PROMPT: Omit the pictures, then reproduce every remaining record exactly.

Stored data

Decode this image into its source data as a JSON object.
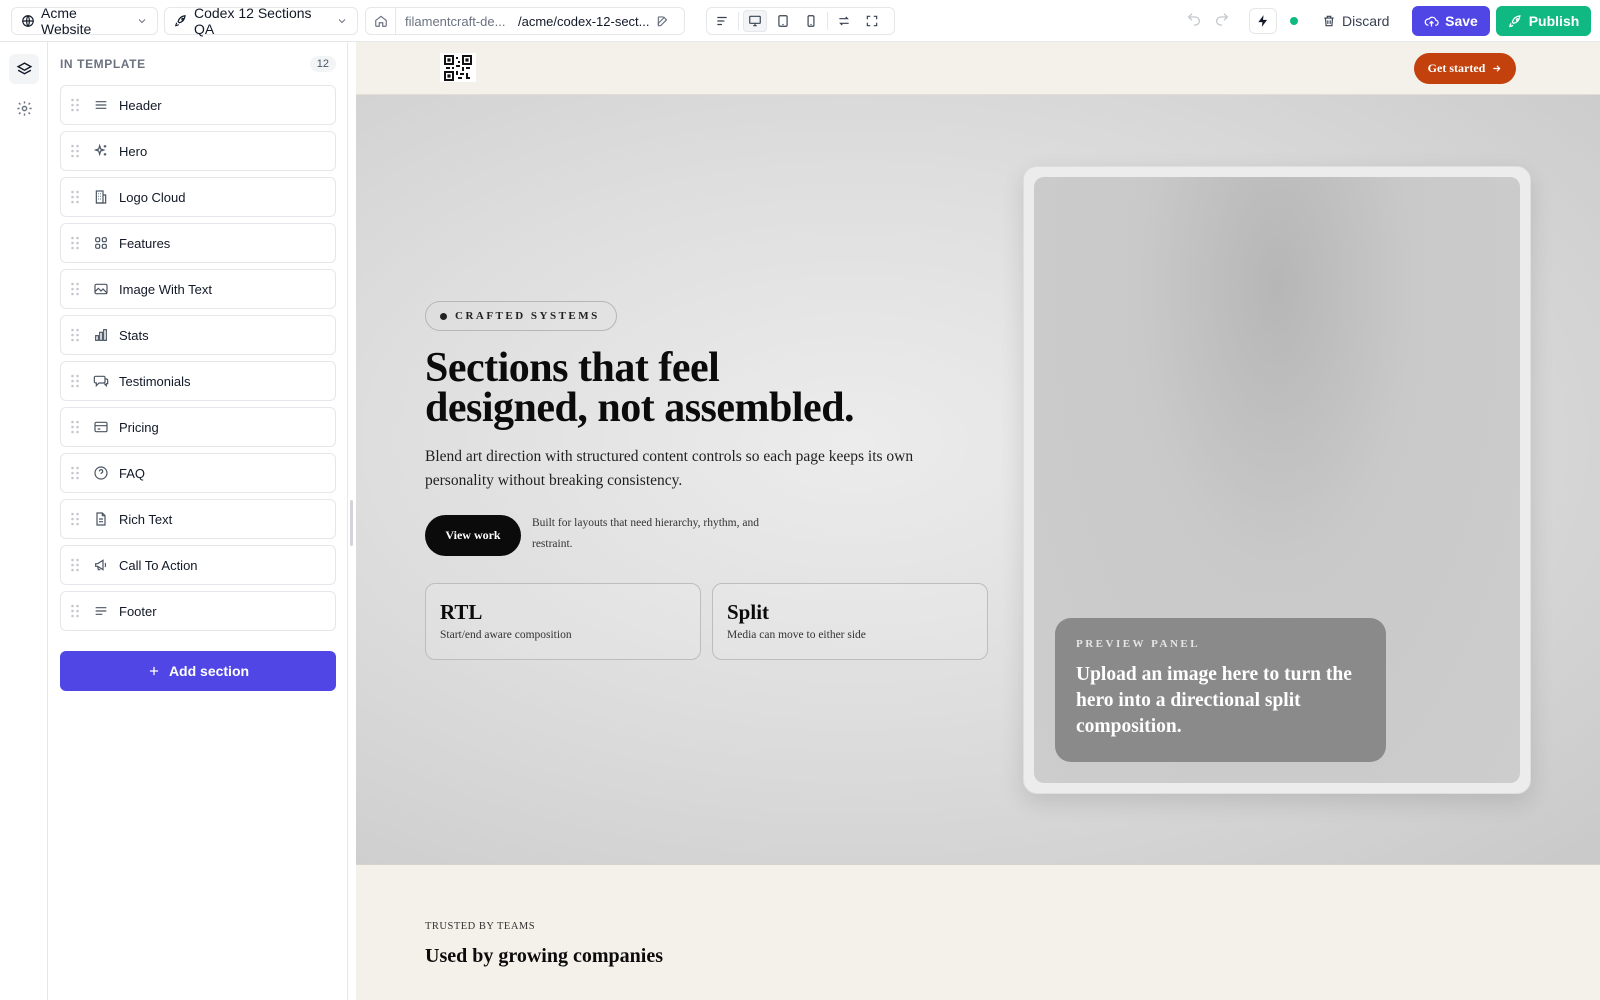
{
  "toolbar": {
    "site_selector": "Acme Website",
    "page_selector": "Codex 12 Sections QA",
    "url_domain": "filamentcraft-de...",
    "url_path": "/acme/codex-12-sect...",
    "discard_label": "Discard",
    "save_label": "Save",
    "publish_label": "Publish",
    "status_color": "#10b981",
    "accent_color": "#4f46e5",
    "publish_color": "#10b981"
  },
  "sidebar": {
    "title": "IN TEMPLATE",
    "count": "12",
    "sections": [
      {
        "label": "Header",
        "icon": "menu-icon"
      },
      {
        "label": "Hero",
        "icon": "sparkles-icon"
      },
      {
        "label": "Logo Cloud",
        "icon": "building-icon"
      },
      {
        "label": "Features",
        "icon": "grid-icon"
      },
      {
        "label": "Image With Text",
        "icon": "image-icon"
      },
      {
        "label": "Stats",
        "icon": "bar-chart-icon"
      },
      {
        "label": "Testimonials",
        "icon": "chat-icon"
      },
      {
        "label": "Pricing",
        "icon": "credit-card-icon"
      },
      {
        "label": "FAQ",
        "icon": "question-icon"
      },
      {
        "label": "Rich Text",
        "icon": "document-icon"
      },
      {
        "label": "Call To Action",
        "icon": "megaphone-icon"
      },
      {
        "label": "Footer",
        "icon": "lines-icon"
      }
    ],
    "add_section_label": "Add section"
  },
  "canvas": {
    "header": {
      "cta_label": "Get started",
      "cta_color": "#c2410c"
    },
    "hero": {
      "eyebrow": "CRAFTED SYSTEMS",
      "title_line1": "Sections that feel",
      "title_line2": "designed, not assembled.",
      "subtitle": "Blend art direction with structured content controls so each page keeps its own personality without breaking consistency.",
      "primary_cta": "View work",
      "note": "Built for layouts that need hierarchy, rhythm, and restraint.",
      "cards": [
        {
          "title": "RTL",
          "desc": "Start/end aware composition"
        },
        {
          "title": "Split",
          "desc": "Media can move to either side"
        }
      ],
      "preview_label": "PREVIEW PANEL",
      "preview_text": "Upload an image here to turn the hero into a directional split composition."
    },
    "logo_cloud": {
      "eyebrow": "TRUSTED BY TEAMS",
      "title": "Used by growing companies"
    }
  }
}
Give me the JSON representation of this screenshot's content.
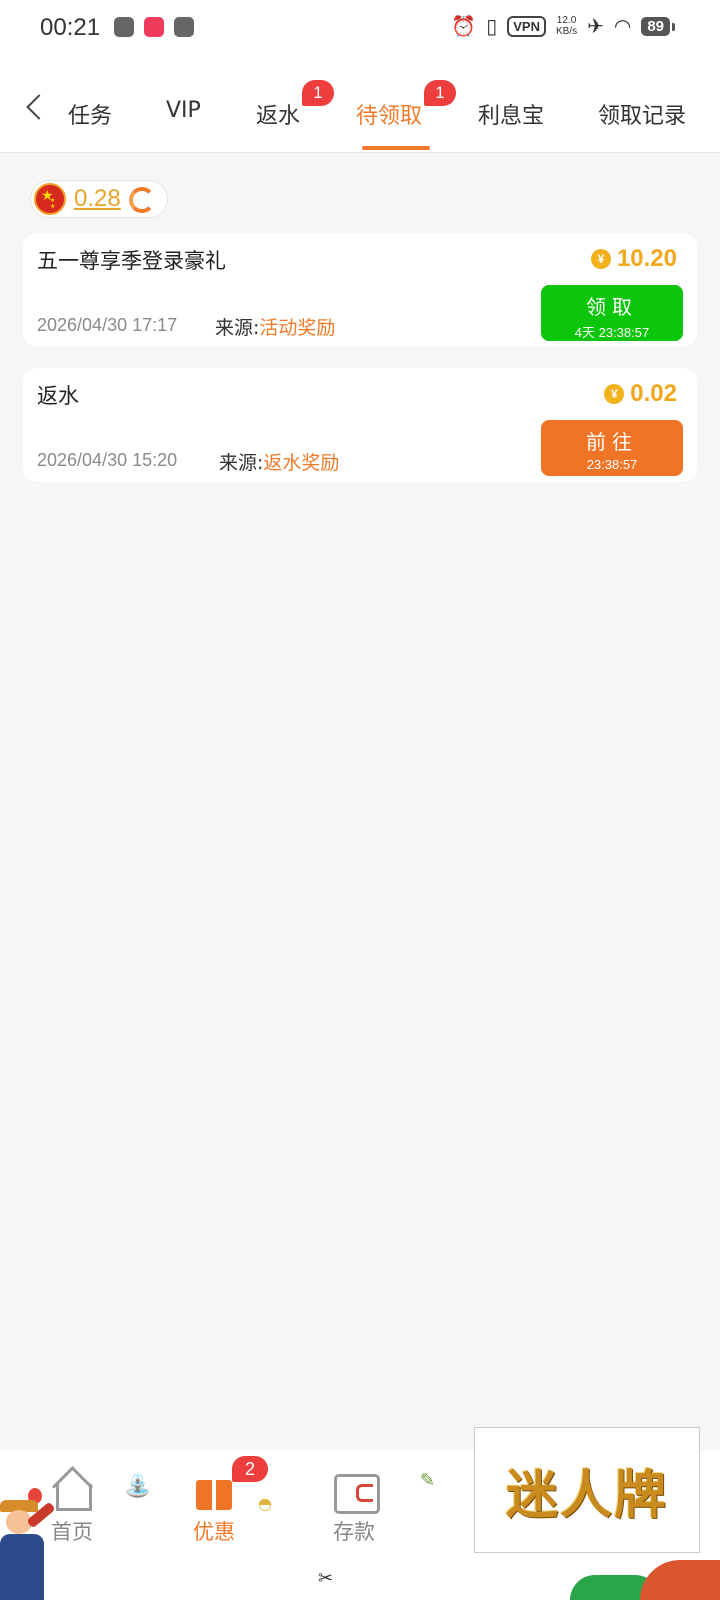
{
  "status_bar": {
    "time": "00:21",
    "vpn": "VPN",
    "speed_value": "12.0",
    "speed_unit": "KB/s",
    "battery": "89"
  },
  "tabs": [
    {
      "label": "任务",
      "active": false
    },
    {
      "label": "VIP",
      "active": false
    },
    {
      "label": "返水",
      "active": false,
      "badge": "1"
    },
    {
      "label": "待领取",
      "active": true,
      "badge": "1"
    },
    {
      "label": "利息宝",
      "active": false
    },
    {
      "label": "领取记录",
      "active": false
    }
  ],
  "balance": "0.28",
  "colors": {
    "accent": "#f07b2b",
    "amount": "#f1a81c",
    "claim_green": "#0cc60c",
    "go_orange": "#f07425",
    "badge_red": "#ee3d3d"
  },
  "rewards": [
    {
      "title": "五一尊享季登录豪礼",
      "currency_icon": "¥",
      "amount": "10.20",
      "date": "2026/04/30 17:17",
      "source_label": "来源:",
      "source": "活动奖励",
      "action_label": "领取",
      "action_time": "4天 23:38:57",
      "action_color": "green"
    },
    {
      "title": "返水",
      "currency_icon": "¥",
      "amount": "0.02",
      "date": "2026/04/30 15:20",
      "source_label": "来源:",
      "source": "返水奖励",
      "action_label": "前往",
      "action_time": "23:38:57",
      "action_color": "orange"
    }
  ],
  "bottom_nav": [
    {
      "label": "首页",
      "icon": "home-icon",
      "active": false
    },
    {
      "label": "优惠",
      "icon": "gift-icon",
      "active": true,
      "badge": "2"
    },
    {
      "label": "存款",
      "icon": "wallet-icon",
      "active": false
    }
  ],
  "watermark": "迷人牌"
}
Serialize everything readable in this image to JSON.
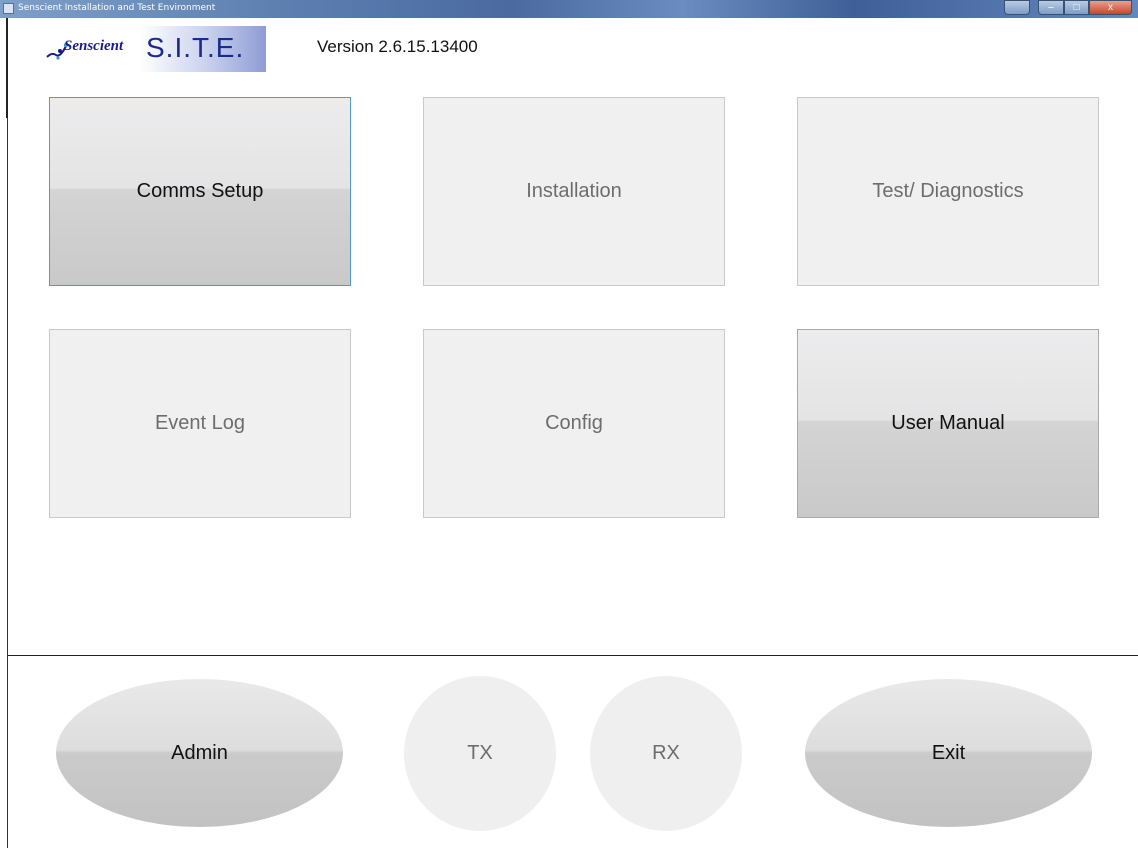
{
  "window": {
    "title": "Senscient Installation and Test Environment",
    "minimize_glyph": "–",
    "maximize_glyph": "□",
    "close_glyph": "x"
  },
  "header": {
    "brand": "Senscient",
    "product": "S.I.T.E.",
    "version": "Version 2.6.15.13400"
  },
  "tiles": [
    {
      "label": "Comms Setup",
      "state": "enabled"
    },
    {
      "label": "Installation",
      "state": "disabled"
    },
    {
      "label": "Test/ Diagnostics",
      "state": "disabled"
    },
    {
      "label": "Event Log",
      "state": "disabled"
    },
    {
      "label": "Config",
      "state": "disabled"
    },
    {
      "label": "User Manual",
      "state": "enabled"
    }
  ],
  "footer": {
    "admin": "Admin",
    "tx": "TX",
    "rx": "RX",
    "exit": "Exit"
  },
  "colors": {
    "logo_blue": "#1a2a90",
    "focus_border": "#4e9ccf",
    "disabled_text": "#6d6d6d"
  }
}
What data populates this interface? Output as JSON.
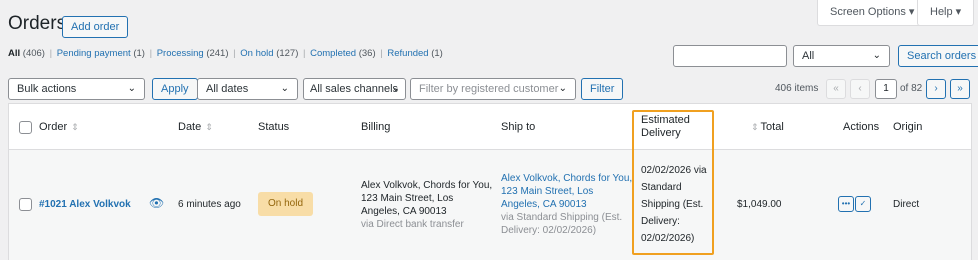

COMPLETED EXERCISE:
Decode this image into its source data as a JSON object.
{
  "toolbar": {
    "site_selector": "Acme Website",
    "page_selector": "Codex 12 Sections QA",
    "url_domain": "filamentcraft-de...",
    "url_path": "/acme/codex-12-sect...",
    "discard_label": "Discard",
    "save_label": "Save",
    "publish_label": "Publish",
    "status_color": "#10b981",
    "accent_color": "#4f46e5",
    "publish_color": "#10b981"
  },
  "sidebar": {
    "title": "IN TEMPLATE",
    "count": "12",
    "sections": [
      {
        "label": "Header",
        "icon": "menu-icon"
      },
      {
        "label": "Hero",
        "icon": "sparkles-icon"
      },
      {
        "label": "Logo Cloud",
        "icon": "building-icon"
      },
      {
        "label": "Features",
        "icon": "grid-icon"
      },
      {
        "label": "Image With Text",
        "icon": "image-icon"
      },
      {
        "label": "Stats",
        "icon": "bar-chart-icon"
      },
      {
        "label": "Testimonials",
        "icon": "chat-icon"
      },
      {
        "label": "Pricing",
        "icon": "credit-card-icon"
      },
      {
        "label": "FAQ",
        "icon": "question-icon"
      },
      {
        "label": "Rich Text",
        "icon": "document-icon"
      },
      {
        "label": "Call To Action",
        "icon": "megaphone-icon"
      },
      {
        "label": "Footer",
        "icon": "lines-icon"
      }
    ],
    "add_section_label": "Add section"
  },
  "canvas": {
    "header": {
      "cta_label": "Get started",
      "cta_color": "#c2410c"
    },
    "hero": {
      "eyebrow": "CRAFTED SYSTEMS",
      "title_line1": "Sections that feel",
      "title_line2": "designed, not assembled.",
      "subtitle": "Blend art direction with structured content controls so each page keeps its own personality without breaking consistency.",
      "primary_cta": "View work",
      "note": "Built for layouts that need hierarchy, rhythm, and restraint.",
      "cards": [
        {
          "title": "RTL",
          "desc": "Start/end aware composition"
        },
        {
          "title": "Split",
          "desc": "Media can move to either side"
        }
      ],
      "preview_label": "PREVIEW PANEL",
      "preview_text": "Upload an image here to turn the hero into a directional split composition."
    },
    "logo_cloud": {
      "eyebrow": "TRUSTED BY TEAMS",
      "title": "Used by growing companies"
    }
  }
}
Give me the JSON representation of this screenshot's content.
{
  "status_bar": {
    "time": "00:21",
    "vpn": "VPN",
    "speed_value": "12.0",
    "speed_unit": "KB/s",
    "battery": "89"
  },
  "tabs": [
    {
      "label": "任务",
      "active": false
    },
    {
      "label": "VIP",
      "active": false
    },
    {
      "label": "返水",
      "active": false,
      "badge": "1"
    },
    {
      "label": "待领取",
      "active": true,
      "badge": "1"
    },
    {
      "label": "利息宝",
      "active": false
    },
    {
      "label": "领取记录",
      "active": false
    }
  ],
  "balance": "0.28",
  "colors": {
    "accent": "#f07b2b",
    "amount": "#f1a81c",
    "claim_green": "#0cc60c",
    "go_orange": "#f07425",
    "badge_red": "#ee3d3d"
  },
  "rewards": [
    {
      "title": "五一尊享季登录豪礼",
      "currency_icon": "¥",
      "amount": "10.20",
      "date": "2026/04/30 17:17",
      "source_label": "来源:",
      "source": "活动奖励",
      "action_label": "领取",
      "action_time": "4天 23:38:57",
      "action_color": "green"
    },
    {
      "title": "返水",
      "currency_icon": "¥",
      "amount": "0.02",
      "date": "2026/04/30 15:20",
      "source_label": "来源:",
      "source": "返水奖励",
      "action_label": "前往",
      "action_time": "23:38:57",
      "action_color": "orange"
    }
  ],
  "bottom_nav": [
    {
      "label": "首页",
      "icon": "home-icon",
      "active": false
    },
    {
      "label": "优惠",
      "icon": "gift-icon",
      "active": true,
      "badge": "2"
    },
    {
      "label": "存款",
      "icon": "wallet-icon",
      "active": false
    }
  ],
  "watermark": "迷人牌"
}
Serialize everything readable in this image to JSON.
{
  "window": {
    "title": "Senscient Installation and Test Environment",
    "minimize_glyph": "–",
    "maximize_glyph": "□",
    "close_glyph": "x"
  },
  "header": {
    "brand": "Senscient",
    "product": "S.I.T.E.",
    "version": "Version 2.6.15.13400"
  },
  "tiles": [
    {
      "label": "Comms Setup",
      "state": "enabled"
    },
    {
      "label": "Installation",
      "state": "disabled"
    },
    {
      "label": "Test/ Diagnostics",
      "state": "disabled"
    },
    {
      "label": "Event Log",
      "state": "disabled"
    },
    {
      "label": "Config",
      "state": "disabled"
    },
    {
      "label": "User Manual",
      "state": "enabled"
    }
  ],
  "footer": {
    "admin": "Admin",
    "tx": "TX",
    "rx": "RX",
    "exit": "Exit"
  },
  "colors": {
    "logo_blue": "#1a2a90",
    "focus_border": "#4e9ccf",
    "disabled_text": "#6d6d6d"
  }
}
What data populates this interface? Output as JSON.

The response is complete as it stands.